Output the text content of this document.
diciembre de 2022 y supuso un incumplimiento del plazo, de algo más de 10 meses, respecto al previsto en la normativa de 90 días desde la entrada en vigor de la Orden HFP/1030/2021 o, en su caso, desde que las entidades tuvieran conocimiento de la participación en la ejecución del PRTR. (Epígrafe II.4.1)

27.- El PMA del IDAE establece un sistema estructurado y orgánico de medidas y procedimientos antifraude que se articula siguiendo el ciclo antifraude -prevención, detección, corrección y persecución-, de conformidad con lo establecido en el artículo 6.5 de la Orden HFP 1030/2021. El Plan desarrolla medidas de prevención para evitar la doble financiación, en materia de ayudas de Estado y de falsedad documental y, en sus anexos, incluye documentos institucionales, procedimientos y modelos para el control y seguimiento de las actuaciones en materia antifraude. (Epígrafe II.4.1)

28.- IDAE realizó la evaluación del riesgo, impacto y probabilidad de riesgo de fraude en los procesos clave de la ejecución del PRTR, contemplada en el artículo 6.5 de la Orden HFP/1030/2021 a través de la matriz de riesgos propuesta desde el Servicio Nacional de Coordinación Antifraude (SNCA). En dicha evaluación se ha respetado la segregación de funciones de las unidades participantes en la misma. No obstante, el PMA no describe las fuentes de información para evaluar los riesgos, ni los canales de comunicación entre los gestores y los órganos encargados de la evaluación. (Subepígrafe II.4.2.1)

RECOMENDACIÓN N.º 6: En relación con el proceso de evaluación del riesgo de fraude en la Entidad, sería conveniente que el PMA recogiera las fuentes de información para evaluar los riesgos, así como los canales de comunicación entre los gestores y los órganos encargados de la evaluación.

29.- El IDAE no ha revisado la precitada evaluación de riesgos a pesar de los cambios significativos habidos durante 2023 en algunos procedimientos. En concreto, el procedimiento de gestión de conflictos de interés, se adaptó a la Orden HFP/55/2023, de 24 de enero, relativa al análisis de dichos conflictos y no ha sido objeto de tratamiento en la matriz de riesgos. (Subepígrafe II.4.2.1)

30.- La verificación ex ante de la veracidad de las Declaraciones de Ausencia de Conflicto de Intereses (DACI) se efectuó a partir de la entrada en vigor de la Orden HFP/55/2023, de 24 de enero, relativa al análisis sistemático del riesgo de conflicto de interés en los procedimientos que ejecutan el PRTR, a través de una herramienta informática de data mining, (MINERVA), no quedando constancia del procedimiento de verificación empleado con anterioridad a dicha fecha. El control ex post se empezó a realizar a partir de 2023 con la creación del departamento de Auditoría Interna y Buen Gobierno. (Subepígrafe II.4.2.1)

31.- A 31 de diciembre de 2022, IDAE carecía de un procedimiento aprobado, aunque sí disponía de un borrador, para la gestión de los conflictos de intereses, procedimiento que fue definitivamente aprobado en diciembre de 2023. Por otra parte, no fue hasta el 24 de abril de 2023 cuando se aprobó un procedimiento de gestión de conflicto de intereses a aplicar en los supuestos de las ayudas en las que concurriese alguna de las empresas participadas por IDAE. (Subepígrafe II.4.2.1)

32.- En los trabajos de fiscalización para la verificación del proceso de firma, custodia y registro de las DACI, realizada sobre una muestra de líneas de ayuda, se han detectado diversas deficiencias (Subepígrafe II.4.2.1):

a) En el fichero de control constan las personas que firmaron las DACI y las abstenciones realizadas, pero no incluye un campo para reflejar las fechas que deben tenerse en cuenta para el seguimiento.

Stated goal: Please output every record, keeping each line exact.

Finished task:
Output the text content of this document.
diciembre de 2022 y supuso un incumplimiento del plazo, de algo más de 10 meses, respecto al previsto en la normativa de 90 días desde la entrada en vigor de la Orden HFP/1030/2021 o, en su caso, desde que las entidades tuvieran conocimiento de la participación en la ejecución del PRTR. (Epígrafe II.4.1)

27.- El PMA del IDAE establece un sistema estructurado y orgánico de medidas y procedimientos antifraude que se articula siguiendo el ciclo antifraude -prevención, detección, corrección y persecución-, de conformidad con lo establecido en el artículo 6.5 de la Orden HFP 1030/2021. El Plan desarrolla medidas de prevención para evitar la doble financiación, en materia de ayudas de Estado y de falsedad documental y, en sus anexos, incluye documentos institucionales, procedimientos y modelos para el control y seguimiento de las actuaciones en materia antifraude. (Epígrafe II.4.1)

28.- IDAE realizó la evaluación del riesgo, impacto y probabilidad de riesgo de fraude en los procesos clave de la ejecución del PRTR, contemplada en el artículo 6.5 de la Orden HFP/1030/2021 a través de la matriz de riesgos propuesta desde el Servicio Nacional de Coordinación Antifraude (SNCA). En dicha evaluación se ha respetado la segregación de funciones de las unidades participantes en la misma. No obstante, el PMA no describe las fuentes de información para evaluar los riesgos, ni los canales de comunicación entre los gestores y los órganos encargados de la evaluación. (Subepígrafe II.4.2.1)

RECOMENDACIÓN N.º 6: En relación con el proceso de evaluación del riesgo de fraude en la Entidad, sería conveniente que el PMA recogiera las fuentes de información para evaluar los riesgos, así como los canales de comunicación entre los gestores y los órganos encargados de la evaluación.

29.- El IDAE no ha revisado la precitada evaluación de riesgos a pesar de los cambios significativos habidos durante 2023 en algunos procedimientos. En concreto, el procedimiento de gestión de conflictos de interés, se adaptó a la Orden HFP/55/2023, de 24 de enero, relativa al análisis de dichos conflictos y no ha sido objeto de tratamiento en la matriz de riesgos. (Subepígrafe II.4.2.1)

30.- La verificación ex ante de la veracidad de las Declaraciones de Ausencia de Conflicto de Intereses (DACI) se efectuó a partir de la entrada en vigor de la Orden HFP/55/2023, de 24 de enero, relativa al análisis sistemático del riesgo de conflicto de interés en los procedimientos que ejecutan el PRTR, a través de una herramienta informática de data mining, (MINERVA), no quedando constancia del procedimiento de verificación empleado con anterioridad a dicha fecha. El control ex post se empezó a realizar a partir de 2023 con la creación del departamento de Auditoría Interna y Buen Gobierno. (Subepígrafe II.4.2.1)

31.- A 31 de diciembre de 2022, IDAE carecía de un procedimiento aprobado, aunque sí disponía de un borrador, para la gestión de los conflictos de intereses, procedimiento que fue definitivamente aprobado en diciembre de 2023. Por otra parte, no fue hasta el 24 de abril de 2023 cuando se aprobó un procedimiento de gestión de conflicto de intereses a aplicar en los supuestos de las ayudas en las que concurriese alguna de las empresas participadas por IDAE. (Subepígrafe II.4.2.1)

32.- En los trabajos de fiscalización para la verificación del proceso de firma, custodia y registro de las DACI, realizada sobre una muestra de líneas de ayuda, se han detectado diversas deficiencias (Subepígrafe II.4.2.1):

a) En el fichero de control constan las personas que firmaron las DACI y las abstenciones realizadas, pero no incluye un campo para reflejar las fechas que deben tenerse en cuenta para el seguimiento.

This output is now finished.